Ketika Tersebarnya Kemaksiatan Secara Sistemik 

Ketika Tersebarnya Kemaksiatan Secara Sistemik 

hikmah membayar zakat
Ilustrasi orang memegang puluhan lembar uang.

Suaramuslim.net – Al-Qur’an mengajukan sebuah postulat bahwa orang-orang yang bergaya hidup mewah merupakan pihak yang pantas dijadikan penyebab adanya kerusakan di tengah masyarakat. Mereka inilah yang menopang tersebarnya kemaksiatan secara sistemik.

Dikatakan sistemik karena masyarakat secara umum harus ikut terhadap apa yang mereka rekayasa. Ketidakpatuhan mereka terhadap hukum, yang telah disepakati masyarakat luas, menjadi akar munculnya berbagai anomali. 

Dalam konteks sosial, berbagai anomali itulah yang menyebabkan pergolakan dan memanasnya konflik, sehingga hancurnya tatanan sosial, dan berakhir pula sejarah masyarakat itu.

----

● **SOAL LATIHAN**
(1) Salinlah bagian teks tentang kemaksiatan sistemik mulai dari "hikmah membayar zakat" sampai dengan "kemaksiatan secara sistemik.".
(2) Menurut postulat Al-Qur'an yang disebut dalam teks tentang kemaksiatan sistemik, siapa yang pantas dijadikan penyebab adanya kerusakan di tengah masyarakat?

● **DATA TERSIMPAN**

----

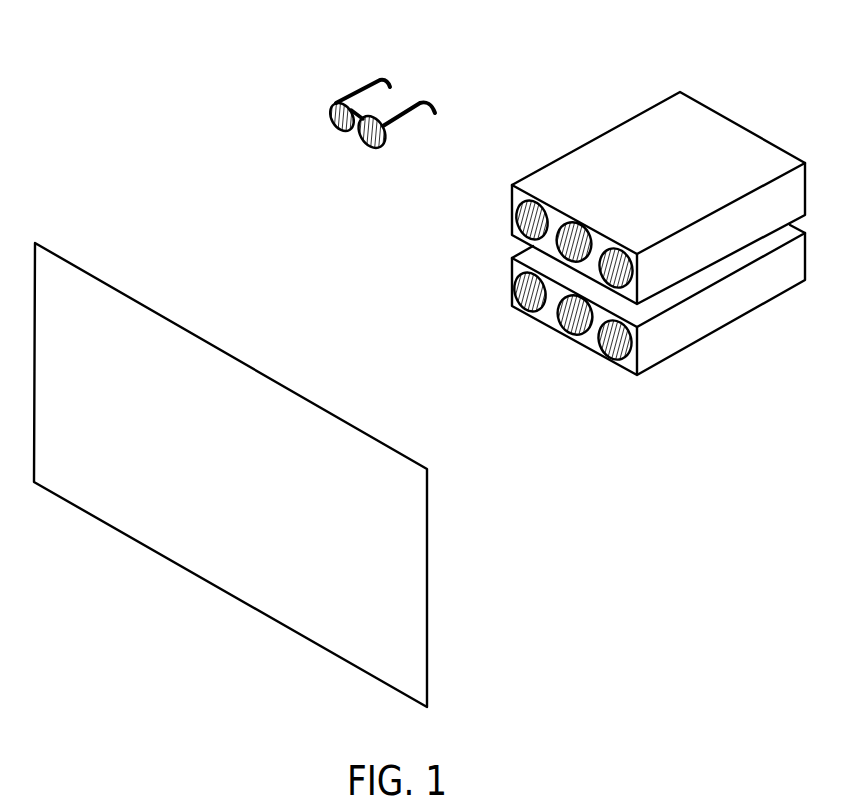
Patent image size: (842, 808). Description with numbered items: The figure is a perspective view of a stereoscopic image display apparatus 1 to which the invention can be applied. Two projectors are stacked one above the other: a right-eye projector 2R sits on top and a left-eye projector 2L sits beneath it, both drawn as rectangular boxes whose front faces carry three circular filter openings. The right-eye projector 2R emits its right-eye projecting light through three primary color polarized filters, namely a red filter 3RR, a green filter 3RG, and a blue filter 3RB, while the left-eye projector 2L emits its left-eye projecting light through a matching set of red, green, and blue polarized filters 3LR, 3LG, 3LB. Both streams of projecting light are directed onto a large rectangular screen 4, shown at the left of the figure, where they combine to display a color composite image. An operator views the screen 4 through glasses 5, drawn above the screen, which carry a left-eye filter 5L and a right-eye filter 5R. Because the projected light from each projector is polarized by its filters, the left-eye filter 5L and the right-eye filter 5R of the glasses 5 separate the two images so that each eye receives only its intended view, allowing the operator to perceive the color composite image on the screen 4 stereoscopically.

----

● **JAWABAN PER SOAL**
(1)
hikmah membayar zakat
Ilustrasi orang memegang puluhan lembar uang.

Suaramuslim.net – Al-Qur’an mengajukan sebuah postulat bahwa orang-orang yang bergaya hidup mewah merupakan pihak yang pantas dijadikan penyebab adanya kerusakan di tengah masyarakat. Mereka inilah yang menopang tersebarnya kemaksiatan secara sistemik.

(2) Orang-orang yang bergaya hidup mewah.